### [Written task]
Reproduce verbatim the lines from the one containing "y-tick-label: 2.20 xyxy=(37,135,68,152)" up to and including the one containing "x-tick-label: 4/7/2018 xyxy=(108,500,125,562)".

### [Data]
┌──
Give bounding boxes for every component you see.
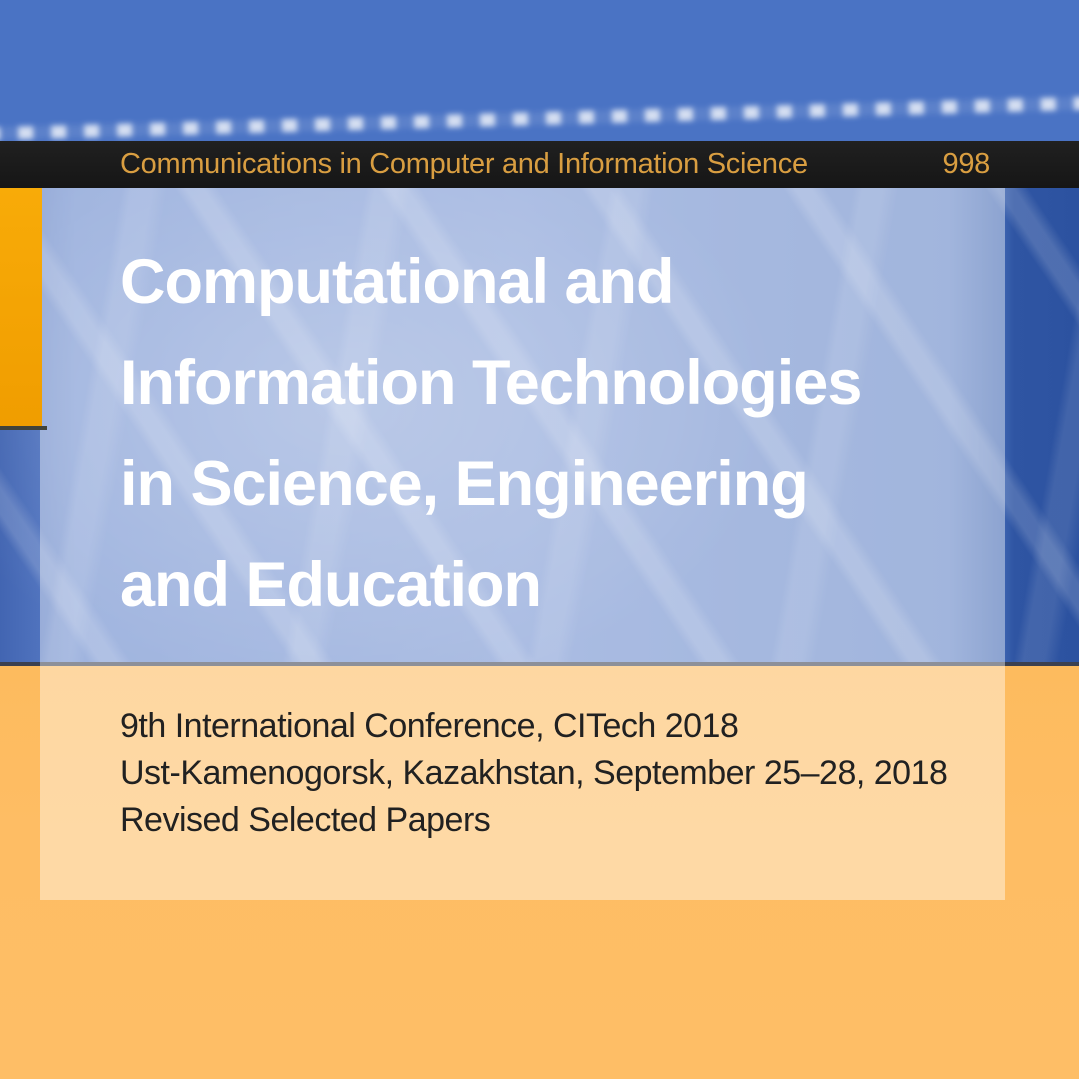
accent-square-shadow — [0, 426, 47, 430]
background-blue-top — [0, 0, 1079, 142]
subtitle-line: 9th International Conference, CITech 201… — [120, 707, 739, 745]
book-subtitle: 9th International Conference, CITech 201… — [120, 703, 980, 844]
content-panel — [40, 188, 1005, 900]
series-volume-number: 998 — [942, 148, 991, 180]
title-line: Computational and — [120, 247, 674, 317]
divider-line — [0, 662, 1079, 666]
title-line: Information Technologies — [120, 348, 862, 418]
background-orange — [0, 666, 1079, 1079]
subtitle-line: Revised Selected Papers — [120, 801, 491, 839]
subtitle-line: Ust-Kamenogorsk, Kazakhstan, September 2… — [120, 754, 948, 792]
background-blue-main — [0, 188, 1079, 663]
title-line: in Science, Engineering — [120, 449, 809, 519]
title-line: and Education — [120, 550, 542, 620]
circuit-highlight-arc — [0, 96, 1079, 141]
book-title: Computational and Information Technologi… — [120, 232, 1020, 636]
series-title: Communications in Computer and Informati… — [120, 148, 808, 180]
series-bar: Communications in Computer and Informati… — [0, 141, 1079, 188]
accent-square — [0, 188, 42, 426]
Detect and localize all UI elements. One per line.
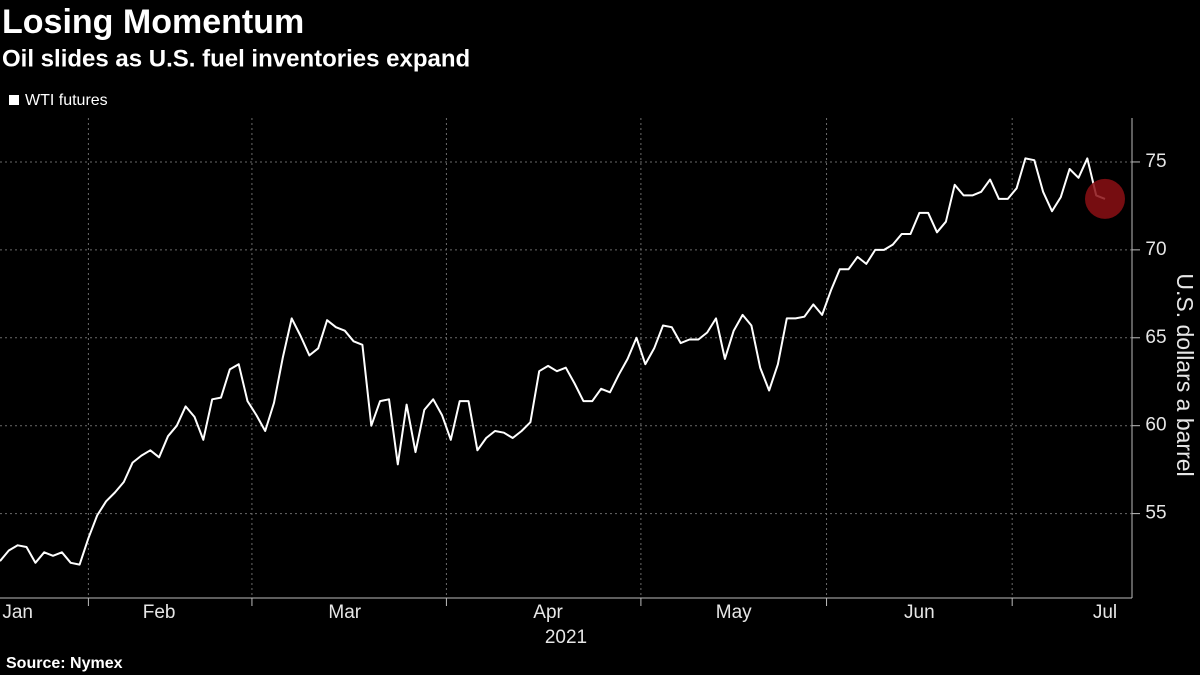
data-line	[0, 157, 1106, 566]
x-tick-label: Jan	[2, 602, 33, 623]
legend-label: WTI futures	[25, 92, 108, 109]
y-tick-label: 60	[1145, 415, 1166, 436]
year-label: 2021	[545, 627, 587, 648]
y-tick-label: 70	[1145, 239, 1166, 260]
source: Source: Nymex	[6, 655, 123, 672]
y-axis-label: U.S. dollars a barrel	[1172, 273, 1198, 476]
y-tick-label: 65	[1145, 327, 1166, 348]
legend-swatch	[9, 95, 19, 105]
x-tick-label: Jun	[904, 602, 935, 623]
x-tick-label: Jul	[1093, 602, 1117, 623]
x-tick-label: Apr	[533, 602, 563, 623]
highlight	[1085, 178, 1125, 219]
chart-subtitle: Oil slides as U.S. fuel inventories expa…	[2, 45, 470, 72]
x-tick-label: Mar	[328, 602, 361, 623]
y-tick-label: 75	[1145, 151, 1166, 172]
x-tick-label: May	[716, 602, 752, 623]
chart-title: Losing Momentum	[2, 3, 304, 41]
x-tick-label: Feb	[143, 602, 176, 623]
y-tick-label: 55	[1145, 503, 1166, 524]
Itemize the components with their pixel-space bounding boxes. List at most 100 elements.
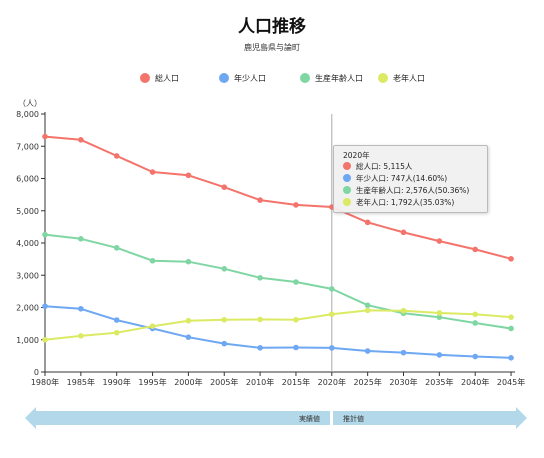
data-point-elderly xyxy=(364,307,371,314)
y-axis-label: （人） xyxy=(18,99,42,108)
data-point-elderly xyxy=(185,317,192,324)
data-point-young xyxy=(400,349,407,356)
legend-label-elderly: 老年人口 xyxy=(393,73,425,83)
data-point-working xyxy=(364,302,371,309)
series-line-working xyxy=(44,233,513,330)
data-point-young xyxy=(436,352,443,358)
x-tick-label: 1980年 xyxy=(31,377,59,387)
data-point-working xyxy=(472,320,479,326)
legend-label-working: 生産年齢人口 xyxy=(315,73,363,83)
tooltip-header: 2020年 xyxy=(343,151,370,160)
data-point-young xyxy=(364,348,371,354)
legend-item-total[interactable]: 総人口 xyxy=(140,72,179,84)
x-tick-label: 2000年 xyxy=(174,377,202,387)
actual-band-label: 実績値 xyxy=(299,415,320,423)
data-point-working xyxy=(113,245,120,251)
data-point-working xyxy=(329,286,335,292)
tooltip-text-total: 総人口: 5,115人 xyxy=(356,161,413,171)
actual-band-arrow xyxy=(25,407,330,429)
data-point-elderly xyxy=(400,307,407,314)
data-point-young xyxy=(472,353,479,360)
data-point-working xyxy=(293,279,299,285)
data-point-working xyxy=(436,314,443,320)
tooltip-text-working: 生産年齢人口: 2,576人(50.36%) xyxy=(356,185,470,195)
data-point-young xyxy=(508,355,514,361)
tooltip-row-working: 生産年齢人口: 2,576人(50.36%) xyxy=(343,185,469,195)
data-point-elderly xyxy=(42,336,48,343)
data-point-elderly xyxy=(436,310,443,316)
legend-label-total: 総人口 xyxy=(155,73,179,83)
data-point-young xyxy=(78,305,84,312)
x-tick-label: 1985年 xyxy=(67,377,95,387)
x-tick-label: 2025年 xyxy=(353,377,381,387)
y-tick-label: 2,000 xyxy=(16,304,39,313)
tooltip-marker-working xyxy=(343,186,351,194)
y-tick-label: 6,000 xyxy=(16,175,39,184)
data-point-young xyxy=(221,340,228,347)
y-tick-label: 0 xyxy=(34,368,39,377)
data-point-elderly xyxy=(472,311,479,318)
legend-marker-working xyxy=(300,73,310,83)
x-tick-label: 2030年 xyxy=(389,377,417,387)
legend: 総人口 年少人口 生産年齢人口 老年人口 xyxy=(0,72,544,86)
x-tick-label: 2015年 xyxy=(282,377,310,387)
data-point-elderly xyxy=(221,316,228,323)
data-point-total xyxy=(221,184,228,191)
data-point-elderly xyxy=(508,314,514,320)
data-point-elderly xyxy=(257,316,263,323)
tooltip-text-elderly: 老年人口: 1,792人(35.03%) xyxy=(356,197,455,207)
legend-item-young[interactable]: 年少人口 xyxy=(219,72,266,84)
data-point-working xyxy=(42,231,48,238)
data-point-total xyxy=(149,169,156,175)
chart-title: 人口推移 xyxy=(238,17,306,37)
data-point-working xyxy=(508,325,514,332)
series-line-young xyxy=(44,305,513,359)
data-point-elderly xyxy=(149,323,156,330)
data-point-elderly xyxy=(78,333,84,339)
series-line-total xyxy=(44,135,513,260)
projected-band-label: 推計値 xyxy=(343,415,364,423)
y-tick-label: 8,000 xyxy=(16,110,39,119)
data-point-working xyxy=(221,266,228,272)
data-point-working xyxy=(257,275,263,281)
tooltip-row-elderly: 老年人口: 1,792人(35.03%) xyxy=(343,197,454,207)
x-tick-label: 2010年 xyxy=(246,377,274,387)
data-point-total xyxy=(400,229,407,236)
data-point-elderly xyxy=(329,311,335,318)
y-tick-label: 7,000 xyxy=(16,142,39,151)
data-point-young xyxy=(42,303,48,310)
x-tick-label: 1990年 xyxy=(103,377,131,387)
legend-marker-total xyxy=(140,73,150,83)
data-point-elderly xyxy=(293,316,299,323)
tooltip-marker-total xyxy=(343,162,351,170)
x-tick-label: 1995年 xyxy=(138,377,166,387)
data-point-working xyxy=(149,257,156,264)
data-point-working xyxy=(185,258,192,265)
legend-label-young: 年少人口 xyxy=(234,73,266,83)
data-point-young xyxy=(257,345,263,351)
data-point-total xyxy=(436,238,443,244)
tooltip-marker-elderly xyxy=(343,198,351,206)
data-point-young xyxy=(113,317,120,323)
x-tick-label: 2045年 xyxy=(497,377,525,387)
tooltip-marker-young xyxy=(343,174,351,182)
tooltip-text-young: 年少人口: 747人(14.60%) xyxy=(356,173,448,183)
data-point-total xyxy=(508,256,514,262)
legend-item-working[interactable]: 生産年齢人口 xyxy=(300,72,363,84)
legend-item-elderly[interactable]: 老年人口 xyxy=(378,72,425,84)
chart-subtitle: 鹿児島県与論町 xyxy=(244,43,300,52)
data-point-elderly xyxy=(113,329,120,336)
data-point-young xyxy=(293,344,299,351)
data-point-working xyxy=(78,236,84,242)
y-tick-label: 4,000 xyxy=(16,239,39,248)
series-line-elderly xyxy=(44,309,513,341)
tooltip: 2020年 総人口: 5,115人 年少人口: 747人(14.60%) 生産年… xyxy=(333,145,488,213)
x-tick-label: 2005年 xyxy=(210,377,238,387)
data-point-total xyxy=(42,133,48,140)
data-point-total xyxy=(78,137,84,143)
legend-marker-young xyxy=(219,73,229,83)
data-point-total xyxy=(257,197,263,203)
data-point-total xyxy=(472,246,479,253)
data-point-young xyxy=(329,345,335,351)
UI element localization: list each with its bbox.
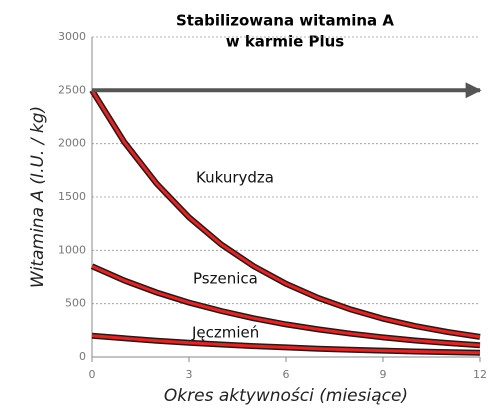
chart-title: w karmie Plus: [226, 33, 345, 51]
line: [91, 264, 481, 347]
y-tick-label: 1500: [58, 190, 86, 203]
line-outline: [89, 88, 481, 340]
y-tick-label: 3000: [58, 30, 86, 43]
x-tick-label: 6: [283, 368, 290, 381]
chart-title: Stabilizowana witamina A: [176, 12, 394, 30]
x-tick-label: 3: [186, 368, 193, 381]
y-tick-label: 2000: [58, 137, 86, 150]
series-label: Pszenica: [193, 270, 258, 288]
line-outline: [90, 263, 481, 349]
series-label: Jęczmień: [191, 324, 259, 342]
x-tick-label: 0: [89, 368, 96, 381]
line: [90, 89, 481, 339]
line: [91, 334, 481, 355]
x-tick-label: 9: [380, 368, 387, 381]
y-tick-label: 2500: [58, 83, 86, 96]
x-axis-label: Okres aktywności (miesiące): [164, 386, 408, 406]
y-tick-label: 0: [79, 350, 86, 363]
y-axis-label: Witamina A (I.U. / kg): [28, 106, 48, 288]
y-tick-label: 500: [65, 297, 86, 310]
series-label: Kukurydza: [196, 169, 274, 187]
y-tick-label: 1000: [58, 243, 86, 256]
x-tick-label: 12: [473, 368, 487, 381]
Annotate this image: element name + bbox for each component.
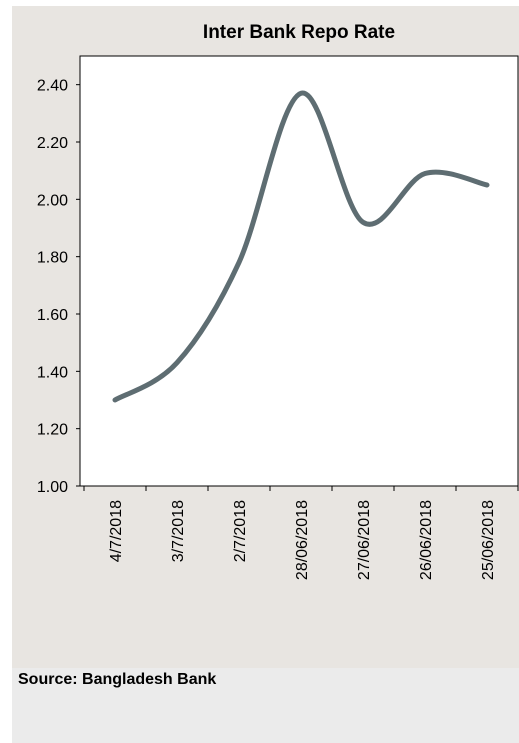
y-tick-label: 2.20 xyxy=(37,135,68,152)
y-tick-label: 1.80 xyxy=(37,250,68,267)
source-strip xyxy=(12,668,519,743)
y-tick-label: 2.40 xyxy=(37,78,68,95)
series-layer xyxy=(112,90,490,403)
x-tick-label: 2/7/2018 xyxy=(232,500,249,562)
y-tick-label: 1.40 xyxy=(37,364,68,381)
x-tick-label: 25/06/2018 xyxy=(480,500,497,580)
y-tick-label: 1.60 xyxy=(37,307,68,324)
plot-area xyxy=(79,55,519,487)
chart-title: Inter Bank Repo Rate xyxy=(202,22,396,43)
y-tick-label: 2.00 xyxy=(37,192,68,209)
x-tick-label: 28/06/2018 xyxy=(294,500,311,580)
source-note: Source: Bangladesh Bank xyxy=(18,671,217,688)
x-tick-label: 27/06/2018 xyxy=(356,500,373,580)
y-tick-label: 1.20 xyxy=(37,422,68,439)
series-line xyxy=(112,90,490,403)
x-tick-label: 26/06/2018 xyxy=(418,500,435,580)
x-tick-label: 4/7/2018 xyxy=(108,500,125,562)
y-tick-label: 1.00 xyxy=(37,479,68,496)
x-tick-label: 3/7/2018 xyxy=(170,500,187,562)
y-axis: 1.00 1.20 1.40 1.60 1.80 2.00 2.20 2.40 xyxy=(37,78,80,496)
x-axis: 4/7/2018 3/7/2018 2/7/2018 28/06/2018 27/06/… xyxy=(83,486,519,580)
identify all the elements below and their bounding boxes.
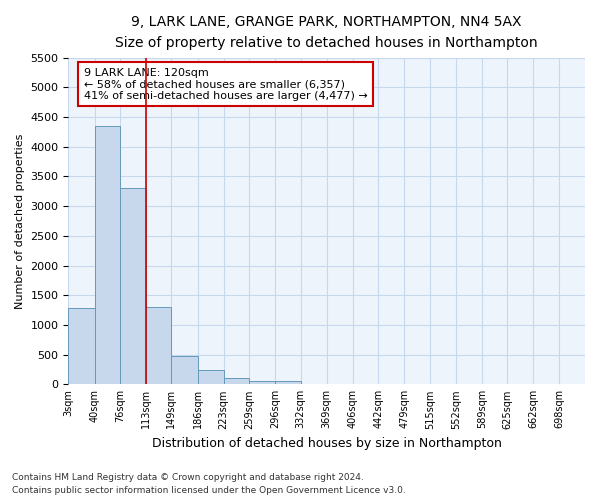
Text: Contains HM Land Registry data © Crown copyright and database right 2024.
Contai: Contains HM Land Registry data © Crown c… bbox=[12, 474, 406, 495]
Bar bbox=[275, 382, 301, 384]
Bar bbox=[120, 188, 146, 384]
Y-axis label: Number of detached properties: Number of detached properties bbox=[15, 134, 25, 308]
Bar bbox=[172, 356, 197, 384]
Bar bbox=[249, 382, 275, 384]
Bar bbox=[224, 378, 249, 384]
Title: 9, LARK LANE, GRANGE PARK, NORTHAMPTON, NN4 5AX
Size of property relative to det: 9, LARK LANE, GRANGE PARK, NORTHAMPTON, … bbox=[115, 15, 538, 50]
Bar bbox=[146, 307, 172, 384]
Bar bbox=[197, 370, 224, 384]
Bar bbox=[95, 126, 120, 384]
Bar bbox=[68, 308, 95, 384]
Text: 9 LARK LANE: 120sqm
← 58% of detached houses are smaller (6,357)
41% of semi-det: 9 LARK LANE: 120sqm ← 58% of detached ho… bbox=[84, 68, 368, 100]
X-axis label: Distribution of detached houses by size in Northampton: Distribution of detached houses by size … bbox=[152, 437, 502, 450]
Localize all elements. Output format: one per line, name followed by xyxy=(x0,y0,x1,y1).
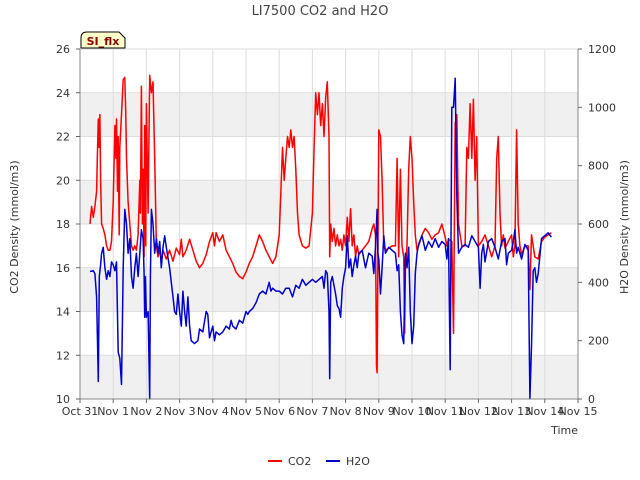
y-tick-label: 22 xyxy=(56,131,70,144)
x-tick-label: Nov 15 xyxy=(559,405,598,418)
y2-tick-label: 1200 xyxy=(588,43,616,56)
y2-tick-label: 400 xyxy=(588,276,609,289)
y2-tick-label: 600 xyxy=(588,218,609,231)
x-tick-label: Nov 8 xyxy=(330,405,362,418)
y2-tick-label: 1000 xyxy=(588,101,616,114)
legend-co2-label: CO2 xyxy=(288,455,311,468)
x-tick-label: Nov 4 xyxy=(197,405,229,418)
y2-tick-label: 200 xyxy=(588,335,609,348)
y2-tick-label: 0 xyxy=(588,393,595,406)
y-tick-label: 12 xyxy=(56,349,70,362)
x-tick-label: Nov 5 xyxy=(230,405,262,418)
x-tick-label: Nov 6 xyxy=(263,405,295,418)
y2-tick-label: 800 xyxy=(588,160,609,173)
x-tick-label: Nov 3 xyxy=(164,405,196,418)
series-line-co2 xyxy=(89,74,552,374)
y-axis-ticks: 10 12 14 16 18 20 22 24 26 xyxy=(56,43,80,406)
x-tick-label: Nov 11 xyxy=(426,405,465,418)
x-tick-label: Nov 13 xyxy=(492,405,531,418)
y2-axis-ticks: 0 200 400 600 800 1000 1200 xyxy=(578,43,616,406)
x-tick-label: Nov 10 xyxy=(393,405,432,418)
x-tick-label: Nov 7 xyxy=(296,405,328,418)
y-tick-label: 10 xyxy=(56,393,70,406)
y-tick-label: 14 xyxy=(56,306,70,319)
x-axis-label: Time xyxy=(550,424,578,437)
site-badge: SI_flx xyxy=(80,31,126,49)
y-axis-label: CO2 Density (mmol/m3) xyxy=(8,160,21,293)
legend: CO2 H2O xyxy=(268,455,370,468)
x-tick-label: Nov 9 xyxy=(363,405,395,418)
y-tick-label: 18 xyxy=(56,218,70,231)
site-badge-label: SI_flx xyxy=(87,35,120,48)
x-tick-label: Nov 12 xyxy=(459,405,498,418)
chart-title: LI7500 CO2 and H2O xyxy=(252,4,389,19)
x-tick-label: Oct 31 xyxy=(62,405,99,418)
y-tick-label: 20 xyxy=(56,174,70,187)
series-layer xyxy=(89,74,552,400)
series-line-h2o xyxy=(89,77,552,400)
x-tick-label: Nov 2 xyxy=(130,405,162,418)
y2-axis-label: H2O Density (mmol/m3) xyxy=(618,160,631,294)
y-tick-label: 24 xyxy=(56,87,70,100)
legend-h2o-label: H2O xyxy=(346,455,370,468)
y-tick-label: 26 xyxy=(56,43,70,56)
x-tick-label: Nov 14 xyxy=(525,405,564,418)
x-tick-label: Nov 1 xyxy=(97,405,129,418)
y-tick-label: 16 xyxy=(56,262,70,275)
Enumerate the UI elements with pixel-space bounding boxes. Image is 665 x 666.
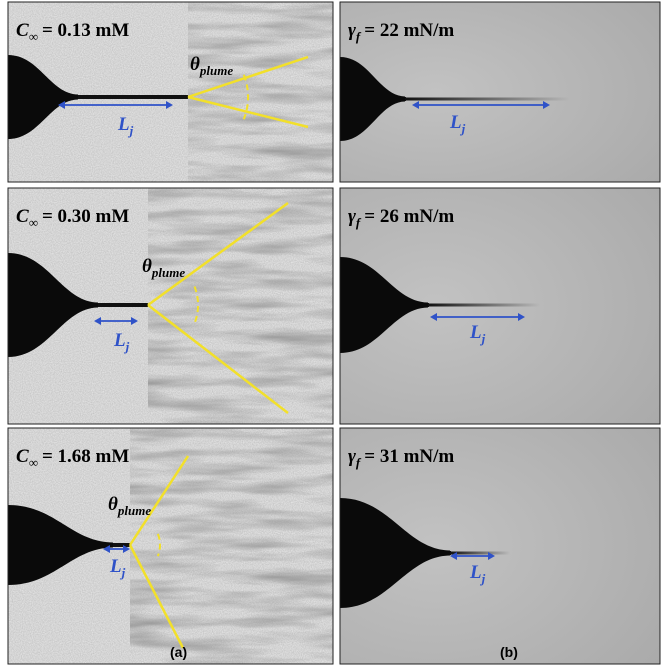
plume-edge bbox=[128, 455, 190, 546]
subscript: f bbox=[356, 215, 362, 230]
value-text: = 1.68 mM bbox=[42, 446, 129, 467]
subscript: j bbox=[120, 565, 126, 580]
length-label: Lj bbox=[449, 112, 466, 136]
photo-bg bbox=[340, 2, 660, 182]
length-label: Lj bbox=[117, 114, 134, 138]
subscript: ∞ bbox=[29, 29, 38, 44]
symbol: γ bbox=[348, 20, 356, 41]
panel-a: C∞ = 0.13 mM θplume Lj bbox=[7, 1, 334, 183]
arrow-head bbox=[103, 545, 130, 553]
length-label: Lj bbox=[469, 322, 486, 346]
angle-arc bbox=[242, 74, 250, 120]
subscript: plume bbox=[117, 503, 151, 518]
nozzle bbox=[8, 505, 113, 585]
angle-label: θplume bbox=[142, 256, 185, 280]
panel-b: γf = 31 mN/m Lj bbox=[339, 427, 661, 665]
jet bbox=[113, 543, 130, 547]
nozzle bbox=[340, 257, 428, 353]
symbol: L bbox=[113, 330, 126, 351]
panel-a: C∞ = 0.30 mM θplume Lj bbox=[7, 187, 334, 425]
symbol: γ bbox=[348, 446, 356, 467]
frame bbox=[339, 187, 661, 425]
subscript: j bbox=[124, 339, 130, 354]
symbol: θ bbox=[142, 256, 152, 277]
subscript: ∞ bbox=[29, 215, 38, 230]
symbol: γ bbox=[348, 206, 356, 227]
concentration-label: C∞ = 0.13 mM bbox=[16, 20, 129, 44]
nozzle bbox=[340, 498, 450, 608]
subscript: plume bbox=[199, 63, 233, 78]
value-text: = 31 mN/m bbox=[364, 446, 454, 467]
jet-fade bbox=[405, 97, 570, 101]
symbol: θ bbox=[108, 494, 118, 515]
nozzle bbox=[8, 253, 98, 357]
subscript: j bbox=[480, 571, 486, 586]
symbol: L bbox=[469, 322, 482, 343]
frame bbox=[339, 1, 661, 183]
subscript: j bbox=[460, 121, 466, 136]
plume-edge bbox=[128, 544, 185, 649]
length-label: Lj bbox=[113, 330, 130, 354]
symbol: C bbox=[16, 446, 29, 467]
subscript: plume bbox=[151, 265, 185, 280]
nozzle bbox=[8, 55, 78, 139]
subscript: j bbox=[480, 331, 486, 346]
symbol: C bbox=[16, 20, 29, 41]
└──
### [Written answer]
y-tick-label: 2.20 xyxy=(37,135,68,152)
y-tick-label: 1.80 xyxy=(37,250,68,267)
source-strip xyxy=(12,668,519,743)
y-tick-label: 2.40 xyxy=(37,78,68,95)
series-layer xyxy=(112,90,490,403)
x-tick-label: 2/7/2018 xyxy=(232,500,249,562)
y-tick-label: 1.40 xyxy=(37,364,68,381)
x-tick-label: 25/06/2018 xyxy=(480,500,497,580)
y-tick-label: 1.60 xyxy=(37,307,68,324)
plot-area xyxy=(79,55,519,487)
chart-title: Inter Bank Repo Rate xyxy=(202,22,396,43)
y-tick-label: 2.00 xyxy=(37,192,68,209)
x-tick-label: 28/06/2018 xyxy=(294,500,311,580)
source-note: Source: Bangladesh Bank xyxy=(18,671,217,688)
x-tick-label: 27/06/2018 xyxy=(356,500,373,580)
y-tick-label: 1.20 xyxy=(37,422,68,439)
series-line xyxy=(112,90,490,403)
x-tick-label: 26/06/2018 xyxy=(418,500,435,580)
x-tick-label: 4/7/2018 xyxy=(108,500,125,562)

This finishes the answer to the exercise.